** START Document passage **
I find every folder of the form ACCOUNTTYPE-username@account.domain.com, where ACCOUNTTYPE is IMAP or POP, etc., and account.domain.com is your incoming mail server, and copy them over as well. I don’t copy everything in ~/Library/Mail.

I copy the ~/Library/Mail Downloads folder into the new Mail folder, and rename it just Downloads, to match what I specified in the new plist, above.

Finally, while Mail still is closed, I replace the old binary plist (which I also backed up) with my newly edited, text plist. I say a little prayer, and reopen Mail.

It works!

Apple Mail changed Account Directory setting

Finally, once I’m sure everything is working, I get rid of the Mail folders on my OS partition. I follow all the same steps as listed above for my other OS partitions (except for populating /Volumes/Data/Mail, which I do only once with the most up-to-date data), and I’m done.

Feedback #1 If all I have is IMAP accounts, why not just go ahead and never store anything locally? Problem solved!

For one, IMAP is slow enough as it is: if I have to download all my messages from the server every time I open Mail, it’ll go even slower! For two, Mail tells me it won’t be able to check for spam under that configuration, though I haven’t verified this.

Feedback #2 If you do steps X, Y, and Z, you can get that widget to activate, and move the storage. Why not just do that?
** END Document passage **
◆ Jobs
A. Quote the Apple Mail storage passage between "Apple Mail changed" and "just do that?", inclusive.
B. In the Apple Mail storage passage, what does Mail say it won't be able to do if nothing is stored locally?
** START Recorded data **
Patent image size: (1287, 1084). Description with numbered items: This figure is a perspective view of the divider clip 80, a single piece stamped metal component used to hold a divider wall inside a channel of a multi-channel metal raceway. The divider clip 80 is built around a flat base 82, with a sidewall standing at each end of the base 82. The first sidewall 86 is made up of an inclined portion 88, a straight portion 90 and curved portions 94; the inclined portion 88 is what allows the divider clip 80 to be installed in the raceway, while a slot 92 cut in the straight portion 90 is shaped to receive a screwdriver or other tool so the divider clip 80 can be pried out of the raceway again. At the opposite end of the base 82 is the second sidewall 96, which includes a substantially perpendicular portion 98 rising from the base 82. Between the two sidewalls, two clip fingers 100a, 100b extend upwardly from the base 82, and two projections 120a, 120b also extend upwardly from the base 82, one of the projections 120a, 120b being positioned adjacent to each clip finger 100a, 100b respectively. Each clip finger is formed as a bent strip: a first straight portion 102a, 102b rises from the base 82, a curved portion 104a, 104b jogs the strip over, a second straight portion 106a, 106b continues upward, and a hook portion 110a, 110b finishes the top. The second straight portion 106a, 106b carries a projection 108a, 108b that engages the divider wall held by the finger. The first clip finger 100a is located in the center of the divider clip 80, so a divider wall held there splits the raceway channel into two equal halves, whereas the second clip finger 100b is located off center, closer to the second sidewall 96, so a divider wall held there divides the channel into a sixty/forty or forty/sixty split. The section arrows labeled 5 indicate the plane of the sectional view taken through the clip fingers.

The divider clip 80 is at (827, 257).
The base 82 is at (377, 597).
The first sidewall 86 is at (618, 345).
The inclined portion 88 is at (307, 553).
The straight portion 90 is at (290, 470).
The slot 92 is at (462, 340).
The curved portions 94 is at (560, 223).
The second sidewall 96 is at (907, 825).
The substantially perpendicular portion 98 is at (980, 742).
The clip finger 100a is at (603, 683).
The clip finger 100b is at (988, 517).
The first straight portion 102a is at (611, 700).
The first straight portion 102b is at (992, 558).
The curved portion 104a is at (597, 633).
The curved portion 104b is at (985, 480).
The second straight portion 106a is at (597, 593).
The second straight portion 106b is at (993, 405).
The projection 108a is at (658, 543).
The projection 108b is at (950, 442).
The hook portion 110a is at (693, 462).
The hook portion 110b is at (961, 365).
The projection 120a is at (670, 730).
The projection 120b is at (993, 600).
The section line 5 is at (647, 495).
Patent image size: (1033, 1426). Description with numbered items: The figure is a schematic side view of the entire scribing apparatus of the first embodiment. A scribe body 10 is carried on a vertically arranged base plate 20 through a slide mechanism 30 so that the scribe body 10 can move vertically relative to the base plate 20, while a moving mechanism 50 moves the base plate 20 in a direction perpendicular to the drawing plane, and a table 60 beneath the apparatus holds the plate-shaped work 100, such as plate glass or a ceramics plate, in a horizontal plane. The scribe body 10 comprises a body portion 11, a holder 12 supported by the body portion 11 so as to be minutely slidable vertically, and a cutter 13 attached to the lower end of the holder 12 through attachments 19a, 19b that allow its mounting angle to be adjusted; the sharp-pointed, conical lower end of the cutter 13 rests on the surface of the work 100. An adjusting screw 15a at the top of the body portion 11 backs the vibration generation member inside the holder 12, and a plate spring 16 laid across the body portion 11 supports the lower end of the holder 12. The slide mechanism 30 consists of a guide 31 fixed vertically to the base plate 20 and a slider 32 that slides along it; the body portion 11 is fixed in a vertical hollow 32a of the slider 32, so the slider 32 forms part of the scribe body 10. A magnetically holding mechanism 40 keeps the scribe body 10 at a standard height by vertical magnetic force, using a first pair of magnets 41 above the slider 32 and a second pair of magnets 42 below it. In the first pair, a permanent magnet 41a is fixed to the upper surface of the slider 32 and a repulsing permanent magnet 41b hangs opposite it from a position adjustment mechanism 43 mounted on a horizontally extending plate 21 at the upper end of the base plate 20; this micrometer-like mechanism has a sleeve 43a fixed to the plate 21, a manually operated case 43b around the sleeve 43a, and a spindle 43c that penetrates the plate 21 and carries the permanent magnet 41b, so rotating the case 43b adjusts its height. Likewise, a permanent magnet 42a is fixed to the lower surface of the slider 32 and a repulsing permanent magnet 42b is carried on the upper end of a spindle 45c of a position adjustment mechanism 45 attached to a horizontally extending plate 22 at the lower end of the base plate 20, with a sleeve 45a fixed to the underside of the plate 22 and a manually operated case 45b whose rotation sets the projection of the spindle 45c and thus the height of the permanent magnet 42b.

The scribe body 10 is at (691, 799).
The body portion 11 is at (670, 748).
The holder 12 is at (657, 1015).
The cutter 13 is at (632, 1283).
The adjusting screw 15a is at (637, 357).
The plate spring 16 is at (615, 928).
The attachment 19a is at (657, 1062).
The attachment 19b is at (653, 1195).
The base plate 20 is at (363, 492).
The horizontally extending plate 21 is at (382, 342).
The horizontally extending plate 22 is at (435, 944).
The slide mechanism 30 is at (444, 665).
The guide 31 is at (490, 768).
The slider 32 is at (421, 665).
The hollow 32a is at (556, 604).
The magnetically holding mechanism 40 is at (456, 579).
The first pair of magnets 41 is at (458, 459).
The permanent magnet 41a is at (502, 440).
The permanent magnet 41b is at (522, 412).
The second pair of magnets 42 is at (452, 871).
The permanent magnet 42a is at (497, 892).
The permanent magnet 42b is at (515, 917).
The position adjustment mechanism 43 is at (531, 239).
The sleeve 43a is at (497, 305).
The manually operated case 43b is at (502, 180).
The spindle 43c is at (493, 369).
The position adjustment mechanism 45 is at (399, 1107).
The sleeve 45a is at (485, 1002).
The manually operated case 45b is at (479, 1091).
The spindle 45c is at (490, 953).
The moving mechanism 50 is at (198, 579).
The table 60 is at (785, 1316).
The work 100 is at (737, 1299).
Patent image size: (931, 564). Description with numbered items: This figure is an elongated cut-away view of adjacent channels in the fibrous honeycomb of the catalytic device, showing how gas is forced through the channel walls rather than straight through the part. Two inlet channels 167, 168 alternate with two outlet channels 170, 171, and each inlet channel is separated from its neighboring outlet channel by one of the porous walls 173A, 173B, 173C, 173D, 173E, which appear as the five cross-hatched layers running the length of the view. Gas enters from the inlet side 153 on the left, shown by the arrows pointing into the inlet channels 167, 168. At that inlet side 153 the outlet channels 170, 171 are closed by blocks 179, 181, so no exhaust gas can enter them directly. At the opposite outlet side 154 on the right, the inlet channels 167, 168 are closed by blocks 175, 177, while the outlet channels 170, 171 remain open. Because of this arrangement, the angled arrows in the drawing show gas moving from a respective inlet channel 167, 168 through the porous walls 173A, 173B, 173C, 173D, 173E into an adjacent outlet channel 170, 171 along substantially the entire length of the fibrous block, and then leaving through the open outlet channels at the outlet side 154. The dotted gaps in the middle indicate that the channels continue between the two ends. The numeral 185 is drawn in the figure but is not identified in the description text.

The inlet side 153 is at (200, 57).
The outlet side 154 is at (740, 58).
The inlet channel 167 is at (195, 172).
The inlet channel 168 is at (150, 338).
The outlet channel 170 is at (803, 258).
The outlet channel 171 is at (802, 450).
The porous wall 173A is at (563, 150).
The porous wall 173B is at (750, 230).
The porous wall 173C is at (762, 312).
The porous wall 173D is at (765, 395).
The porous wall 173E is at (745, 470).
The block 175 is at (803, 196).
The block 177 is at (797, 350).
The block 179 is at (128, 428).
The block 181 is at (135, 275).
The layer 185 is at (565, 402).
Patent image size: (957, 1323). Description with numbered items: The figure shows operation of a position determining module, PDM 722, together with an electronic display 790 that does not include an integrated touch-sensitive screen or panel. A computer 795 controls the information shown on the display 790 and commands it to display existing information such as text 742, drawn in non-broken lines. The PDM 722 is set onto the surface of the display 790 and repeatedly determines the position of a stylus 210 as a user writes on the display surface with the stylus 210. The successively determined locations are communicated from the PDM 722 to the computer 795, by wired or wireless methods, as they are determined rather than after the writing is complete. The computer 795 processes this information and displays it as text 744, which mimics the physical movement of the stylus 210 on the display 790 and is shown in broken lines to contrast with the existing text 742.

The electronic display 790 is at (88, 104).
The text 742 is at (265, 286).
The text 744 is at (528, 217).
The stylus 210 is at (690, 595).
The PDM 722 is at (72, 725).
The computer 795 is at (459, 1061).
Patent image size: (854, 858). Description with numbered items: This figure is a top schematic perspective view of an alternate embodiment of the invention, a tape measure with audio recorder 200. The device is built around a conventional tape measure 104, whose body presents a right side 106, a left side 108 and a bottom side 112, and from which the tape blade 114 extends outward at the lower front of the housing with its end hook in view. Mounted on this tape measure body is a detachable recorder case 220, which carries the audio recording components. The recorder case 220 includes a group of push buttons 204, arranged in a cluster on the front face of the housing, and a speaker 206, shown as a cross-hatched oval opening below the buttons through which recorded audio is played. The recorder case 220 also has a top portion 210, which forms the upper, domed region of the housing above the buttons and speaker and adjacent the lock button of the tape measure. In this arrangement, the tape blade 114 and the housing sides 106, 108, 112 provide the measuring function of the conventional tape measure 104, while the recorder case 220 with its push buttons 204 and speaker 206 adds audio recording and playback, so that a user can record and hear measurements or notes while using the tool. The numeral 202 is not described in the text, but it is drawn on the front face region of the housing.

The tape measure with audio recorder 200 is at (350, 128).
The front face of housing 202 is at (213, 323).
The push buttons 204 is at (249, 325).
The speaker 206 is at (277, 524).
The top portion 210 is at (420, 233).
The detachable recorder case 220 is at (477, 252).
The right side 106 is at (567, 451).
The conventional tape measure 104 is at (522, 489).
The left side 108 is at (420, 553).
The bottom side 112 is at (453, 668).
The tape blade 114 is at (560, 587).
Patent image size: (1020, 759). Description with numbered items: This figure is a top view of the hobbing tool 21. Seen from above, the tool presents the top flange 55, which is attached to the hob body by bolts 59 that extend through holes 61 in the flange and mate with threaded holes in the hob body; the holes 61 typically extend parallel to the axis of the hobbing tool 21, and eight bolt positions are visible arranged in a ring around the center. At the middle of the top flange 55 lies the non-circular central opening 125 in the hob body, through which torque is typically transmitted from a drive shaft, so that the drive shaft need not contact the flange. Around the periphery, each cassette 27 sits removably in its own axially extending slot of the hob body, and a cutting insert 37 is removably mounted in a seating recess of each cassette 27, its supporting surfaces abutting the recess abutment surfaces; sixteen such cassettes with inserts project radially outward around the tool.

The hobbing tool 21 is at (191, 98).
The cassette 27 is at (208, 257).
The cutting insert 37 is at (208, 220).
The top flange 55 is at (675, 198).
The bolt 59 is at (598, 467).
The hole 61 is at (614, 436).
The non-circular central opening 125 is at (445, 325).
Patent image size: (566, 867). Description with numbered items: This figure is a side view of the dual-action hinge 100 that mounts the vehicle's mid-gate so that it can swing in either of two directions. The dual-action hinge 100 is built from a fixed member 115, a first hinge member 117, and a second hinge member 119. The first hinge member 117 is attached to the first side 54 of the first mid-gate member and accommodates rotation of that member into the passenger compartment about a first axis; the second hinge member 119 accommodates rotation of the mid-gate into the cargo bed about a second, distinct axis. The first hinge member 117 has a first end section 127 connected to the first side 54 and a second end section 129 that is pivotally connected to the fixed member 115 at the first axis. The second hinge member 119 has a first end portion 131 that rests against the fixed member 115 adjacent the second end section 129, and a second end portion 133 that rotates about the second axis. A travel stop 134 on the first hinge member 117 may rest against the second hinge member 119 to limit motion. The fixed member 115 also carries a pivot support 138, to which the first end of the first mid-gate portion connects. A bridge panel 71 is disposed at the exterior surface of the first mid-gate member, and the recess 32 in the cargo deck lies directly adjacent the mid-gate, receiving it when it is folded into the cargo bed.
** END Recorded data **
◆ Responses for each task
A.
Apple Mail changed Account Directory setting

Finally, once I’m sure everything is working, I get rid of the Mail folders on my OS partition. I follow all the same steps as listed above for my other OS partitions (except for populating /Volumes/Data/Mail, which I do only once with the most up-to-date data), and I’m done.

Feedback #1 If all I have is IMAP accounts, why not just go ahead and never store anything locally? Problem solved!

For one, IMAP is slow enough as it is: if I have to download all my messages from the server every time I open Mail, it’ll go even slower! For two, Mail tells me it won’t be able to check for spam under that configuration, though I haven’t verified this.

Feedback #2 If you do steps X, Y, and Z, you can get that widget to activate, and move the storage. Why not just do that?

B. Mail says it won't be able to check for spam.